AIM
Here are some entries; quote each one exactly.

(Saved entries)

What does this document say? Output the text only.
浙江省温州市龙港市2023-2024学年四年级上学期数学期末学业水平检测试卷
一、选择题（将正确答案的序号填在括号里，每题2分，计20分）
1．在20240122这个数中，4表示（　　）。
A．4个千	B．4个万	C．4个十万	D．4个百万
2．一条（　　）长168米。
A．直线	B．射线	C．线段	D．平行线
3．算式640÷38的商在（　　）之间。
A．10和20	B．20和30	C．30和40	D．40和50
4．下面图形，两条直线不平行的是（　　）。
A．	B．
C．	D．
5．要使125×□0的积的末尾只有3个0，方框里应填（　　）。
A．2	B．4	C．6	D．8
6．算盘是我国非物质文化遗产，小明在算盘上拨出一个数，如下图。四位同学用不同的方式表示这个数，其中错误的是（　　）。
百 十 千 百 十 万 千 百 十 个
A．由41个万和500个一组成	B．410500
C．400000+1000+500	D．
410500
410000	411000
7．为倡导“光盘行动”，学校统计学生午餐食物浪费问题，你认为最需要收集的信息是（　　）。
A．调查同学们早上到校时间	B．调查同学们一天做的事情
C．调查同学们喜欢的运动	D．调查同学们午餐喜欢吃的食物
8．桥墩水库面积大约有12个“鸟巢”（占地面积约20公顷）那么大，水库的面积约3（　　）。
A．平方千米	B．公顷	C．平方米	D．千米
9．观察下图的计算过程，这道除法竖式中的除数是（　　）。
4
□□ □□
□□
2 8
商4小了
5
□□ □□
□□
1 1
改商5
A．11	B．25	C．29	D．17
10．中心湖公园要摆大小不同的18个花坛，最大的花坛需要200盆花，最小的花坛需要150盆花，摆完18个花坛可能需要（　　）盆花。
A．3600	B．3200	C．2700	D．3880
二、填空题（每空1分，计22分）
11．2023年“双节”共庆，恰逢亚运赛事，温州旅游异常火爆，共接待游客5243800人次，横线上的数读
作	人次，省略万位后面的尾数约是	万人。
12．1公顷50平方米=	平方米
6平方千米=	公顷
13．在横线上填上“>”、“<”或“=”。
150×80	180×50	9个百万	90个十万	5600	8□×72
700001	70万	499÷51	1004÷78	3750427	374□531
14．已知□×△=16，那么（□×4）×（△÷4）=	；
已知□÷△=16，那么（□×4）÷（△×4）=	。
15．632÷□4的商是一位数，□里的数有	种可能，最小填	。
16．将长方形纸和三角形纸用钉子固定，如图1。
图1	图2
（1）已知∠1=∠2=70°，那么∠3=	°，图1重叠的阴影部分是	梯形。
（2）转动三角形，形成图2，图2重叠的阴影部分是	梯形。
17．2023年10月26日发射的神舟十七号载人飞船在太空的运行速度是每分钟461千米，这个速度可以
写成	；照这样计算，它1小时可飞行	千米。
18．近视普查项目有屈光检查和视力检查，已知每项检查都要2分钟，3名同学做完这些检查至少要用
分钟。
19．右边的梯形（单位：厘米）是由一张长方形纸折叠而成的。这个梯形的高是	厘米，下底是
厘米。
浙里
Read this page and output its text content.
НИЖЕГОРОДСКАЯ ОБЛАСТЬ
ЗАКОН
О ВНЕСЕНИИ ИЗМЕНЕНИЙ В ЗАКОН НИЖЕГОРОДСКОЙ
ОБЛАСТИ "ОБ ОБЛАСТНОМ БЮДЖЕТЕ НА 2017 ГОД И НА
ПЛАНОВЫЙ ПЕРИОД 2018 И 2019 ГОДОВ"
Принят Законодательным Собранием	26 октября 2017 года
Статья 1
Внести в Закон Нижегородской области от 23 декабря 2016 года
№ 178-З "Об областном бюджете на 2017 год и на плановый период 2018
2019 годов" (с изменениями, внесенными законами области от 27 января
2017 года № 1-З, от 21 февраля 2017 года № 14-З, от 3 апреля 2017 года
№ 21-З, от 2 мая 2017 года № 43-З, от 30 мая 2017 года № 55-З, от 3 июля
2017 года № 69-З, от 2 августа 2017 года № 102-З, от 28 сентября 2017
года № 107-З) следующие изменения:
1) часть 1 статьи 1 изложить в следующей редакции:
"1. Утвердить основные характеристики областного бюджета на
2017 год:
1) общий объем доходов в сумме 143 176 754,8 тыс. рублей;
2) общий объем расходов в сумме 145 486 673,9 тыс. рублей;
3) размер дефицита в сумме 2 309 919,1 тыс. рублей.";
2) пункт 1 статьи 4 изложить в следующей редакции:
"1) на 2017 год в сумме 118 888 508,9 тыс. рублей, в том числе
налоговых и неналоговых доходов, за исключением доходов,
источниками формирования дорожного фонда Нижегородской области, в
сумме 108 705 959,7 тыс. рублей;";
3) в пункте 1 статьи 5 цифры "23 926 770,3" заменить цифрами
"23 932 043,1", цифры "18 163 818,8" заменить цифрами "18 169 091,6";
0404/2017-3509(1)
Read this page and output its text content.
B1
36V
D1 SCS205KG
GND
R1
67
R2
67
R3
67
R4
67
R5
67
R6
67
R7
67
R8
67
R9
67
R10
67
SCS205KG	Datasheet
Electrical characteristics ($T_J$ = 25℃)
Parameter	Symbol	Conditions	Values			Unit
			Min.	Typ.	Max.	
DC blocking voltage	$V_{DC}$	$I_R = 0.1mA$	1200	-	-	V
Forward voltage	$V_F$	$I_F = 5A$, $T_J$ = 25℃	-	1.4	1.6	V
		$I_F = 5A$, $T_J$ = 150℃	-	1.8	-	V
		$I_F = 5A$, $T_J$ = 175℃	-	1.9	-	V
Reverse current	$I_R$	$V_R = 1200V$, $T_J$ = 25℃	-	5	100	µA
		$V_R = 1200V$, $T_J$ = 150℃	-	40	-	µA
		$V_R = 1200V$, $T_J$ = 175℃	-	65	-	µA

WRITTEN REPLY
What does this document say? Output the text only.
浙江省温州市龙港市2023-2024学年四年级上学期数学期末学业水平检测试卷
一、选择题（将正确答案的序号填在括号里，每题2分，计20分）
1．在20240122这个数中，4表示（　　）。
A．4个千	B．4个万	C．4个十万	D．4个百万
2．一条（　　）长168米。
A．直线	B．射线	C．线段	D．平行线
3．算式640÷38的商在（　　）之间。
A．10和20	B．20和30	C．30和40	D．40和50
4．下面图形，两条直线不平行的是（　　）。
A．	B．
C．	D．
5．要使125×□0的积的末尾只有3个0，方框里应填（　　）。
A．2	B．4	C．6	D．8
6．算盘是我国非物质文化遗产，小明在算盘上拨出一个数，如下图。四位同学用不同的方式表示这个数，其中错误的是（　　）。
百 十 千 百 十 万 千 百 十 个
A．由41个万和500个一组成	B．410500
C．400000+1000+500	D．
410500
410000	411000
7．为倡导“光盘行动”，学校统计学生午餐食物浪费问题，你认为最需要收集的信息是（　　）。
A．调查同学们早上到校时间	B．调查同学们一天做的事情
C．调查同学们喜欢的运动	D．调查同学们午餐喜欢吃的食物
8．桥墩水库面积大约有12个“鸟巢”（占地面积约20公顷）那么大，水库的面积约3（　　）。
A．平方千米	B．公顷	C．平方米	D．千米
9．观察下图的计算过程，这道除法竖式中的除数是（　　）。
4
□□ □□
□□
2 8
商4小了
5
□□ □□
□□
1 1
改商5
A．11	B．25	C．29	D．17
10．中心湖公园要摆大小不同的18个花坛，最大的花坛需要200盆花，最小的花坛需要150盆花，摆完18个花坛可能需要（　　）盆花。
A．3600	B．3200	C．2700	D．3880
二、填空题（每空1分，计22分）
11．2023年“双节”共庆，恰逢亚运赛事，温州旅游异常火爆，共接待游客5243800人次，横线上的数读
作	人次，省略万位后面的尾数约是	万人。
12．1公顷50平方米=	平方米
6平方千米=	公顷
13．在横线上填上“>”、“<”或“=”。
150×80	180×50	9个百万	90个十万	5600	8□×72
700001	70万	499÷51	1004÷78	3750427	374□531
14．已知□×△=16，那么（□×4）×（△÷4）=	；
已知□÷△=16，那么（□×4）÷（△×4）=	。
15．632÷□4的商是一位数，□里的数有	种可能，最小填	。
16．将长方形纸和三角形纸用钉子固定，如图1。
图1	图2
（1）已知∠1=∠2=70°，那么∠3=	°，图1重叠的阴影部分是	梯形。
（2）转动三角形，形成图2，图2重叠的阴影部分是	梯形。
17．2023年10月26日发射的神舟十七号载人飞船在太空的运行速度是每分钟461千米，这个速度可以
写成	；照这样计算，它1小时可飞行	千米。
18．近视普查项目有屈光检查和视力检查，已知每项检查都要2分钟，3名同学做完这些检查至少要用
分钟。
19．右边的梯形（单位：厘米）是由一张长方形纸折叠而成的。这个梯形的高是	厘米，下底是
厘米。
浙里
Read this page and output its text content.
НИЖЕГОРОДСКАЯ ОБЛАСТЬ
ЗАКОН
О ВНЕСЕНИИ ИЗМЕНЕНИЙ В ЗАКОН НИЖЕГОРОДСКОЙ
ОБЛАСТИ "ОБ ОБЛАСТНОМ БЮДЖЕТЕ НА 2017 ГОД И НА
ПЛАНОВЫЙ ПЕРИОД 2018 И 2019 ГОДОВ"
Принят Законодательным Собранием	26 октября 2017 года
Статья 1
Внести в Закон Нижегородской области от 23 декабря 2016 года
№ 178-З "Об областном бюджете на 2017 год и на плановый период 2018
2019 годов" (с изменениями, внесенными законами области от 27 января
2017 года № 1-З, от 21 февраля 2017 года № 14-З, от 3 апреля 2017 года
№ 21-З, от 2 мая 2017 года № 43-З, от 30 мая 2017 года № 55-З, от 3 июля
2017 года № 69-З, от 2 августа 2017 года № 102-З, от 28 сентября 2017
года № 107-З) следующие изменения:
1) часть 1 статьи 1 изложить в следующей редакции:
"1. Утвердить основные характеристики областного бюджета на
2017 год:
1) общий объем доходов в сумме 143 176 754,8 тыс. рублей;
2) общий объем расходов в сумме 145 486 673,9 тыс. рублей;
3) размер дефицита в сумме 2 309 919,1 тыс. рублей.";
2) пункт 1 статьи 4 изложить в следующей редакции:
"1) на 2017 год в сумме 118 888 508,9 тыс. рублей, в том числе
налоговых и неналоговых доходов, за исключением доходов,
источниками формирования дорожного фонда Нижегородской области, в
сумме 108 705 959,7 тыс. рублей;";
3) в пункте 1 статьи 5 цифры "23 926 770,3" заменить цифрами
"23 932 043,1", цифры "18 163 818,8" заменить цифрами "18 169 091,6";
0404/2017-3509(1)
Read this page and output its text content.
B1
36V
D1 SCS205KG
GND
R1
67
R2
67
R3
67
R4
67
R5
67
R6
67
R7
67
R8
67
R9
67
R10
67
SCS205KG	Datasheet
Electrical characteristics ($T_J$ = 25℃)
Parameter	Symbol	Conditions	Values			Unit
			Min.	Typ.	Max.	
DC blocking voltage	$V_{DC}$	$I_R = 0.1mA$	1200	-	-	V
Forward voltage	$V_F$	$I_F = 5A$, $T_J$ = 25℃	-	1.4	1.6	V
		$I_F = 5A$, $T_J$ = 150℃	-	1.8	-	V
		$I_F = 5A$, $T_J$ = 175℃	-	1.9	-	V
Reverse current	$I_R$	$V_R = 1200V$, $T_J$ = 25℃	-	5	100	µA
		$V_R = 1200V$, $T_J$ = 150℃	-	40	-	µA
		$V_R = 1200V$, $T_J$ = 175℃	-	65	-	µA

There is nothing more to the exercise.